===== Provided records

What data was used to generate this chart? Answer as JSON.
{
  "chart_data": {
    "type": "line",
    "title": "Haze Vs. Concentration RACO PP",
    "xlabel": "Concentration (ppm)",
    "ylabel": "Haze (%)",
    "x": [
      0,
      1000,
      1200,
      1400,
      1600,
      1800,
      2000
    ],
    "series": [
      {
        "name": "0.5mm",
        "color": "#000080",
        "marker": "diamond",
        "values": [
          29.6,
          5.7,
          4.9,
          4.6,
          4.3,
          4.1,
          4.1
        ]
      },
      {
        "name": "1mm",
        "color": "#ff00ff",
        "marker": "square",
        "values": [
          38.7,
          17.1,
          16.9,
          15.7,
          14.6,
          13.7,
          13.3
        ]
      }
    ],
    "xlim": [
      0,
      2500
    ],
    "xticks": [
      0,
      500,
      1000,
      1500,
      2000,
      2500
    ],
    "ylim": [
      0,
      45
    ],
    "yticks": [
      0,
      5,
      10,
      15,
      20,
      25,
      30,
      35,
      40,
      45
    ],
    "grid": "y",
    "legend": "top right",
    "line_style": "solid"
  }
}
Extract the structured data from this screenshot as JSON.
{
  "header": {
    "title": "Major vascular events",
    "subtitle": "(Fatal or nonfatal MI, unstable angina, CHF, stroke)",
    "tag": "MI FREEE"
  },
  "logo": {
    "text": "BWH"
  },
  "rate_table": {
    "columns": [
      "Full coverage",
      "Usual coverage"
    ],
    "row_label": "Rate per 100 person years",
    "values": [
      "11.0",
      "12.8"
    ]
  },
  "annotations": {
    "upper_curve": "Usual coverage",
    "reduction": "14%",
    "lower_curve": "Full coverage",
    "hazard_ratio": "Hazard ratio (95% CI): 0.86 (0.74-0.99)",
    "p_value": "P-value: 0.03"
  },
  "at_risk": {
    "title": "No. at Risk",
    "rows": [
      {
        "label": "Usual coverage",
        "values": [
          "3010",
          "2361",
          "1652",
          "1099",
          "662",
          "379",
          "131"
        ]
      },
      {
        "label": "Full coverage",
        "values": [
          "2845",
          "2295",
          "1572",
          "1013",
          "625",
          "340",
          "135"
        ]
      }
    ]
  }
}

==========

## Task instructions
Scan the lines above for "JSON", then copy every one that has it.

## Result of this task
What data was used to generate this chart? Answer as JSON.
Extract the structured data from this screenshot as JSON.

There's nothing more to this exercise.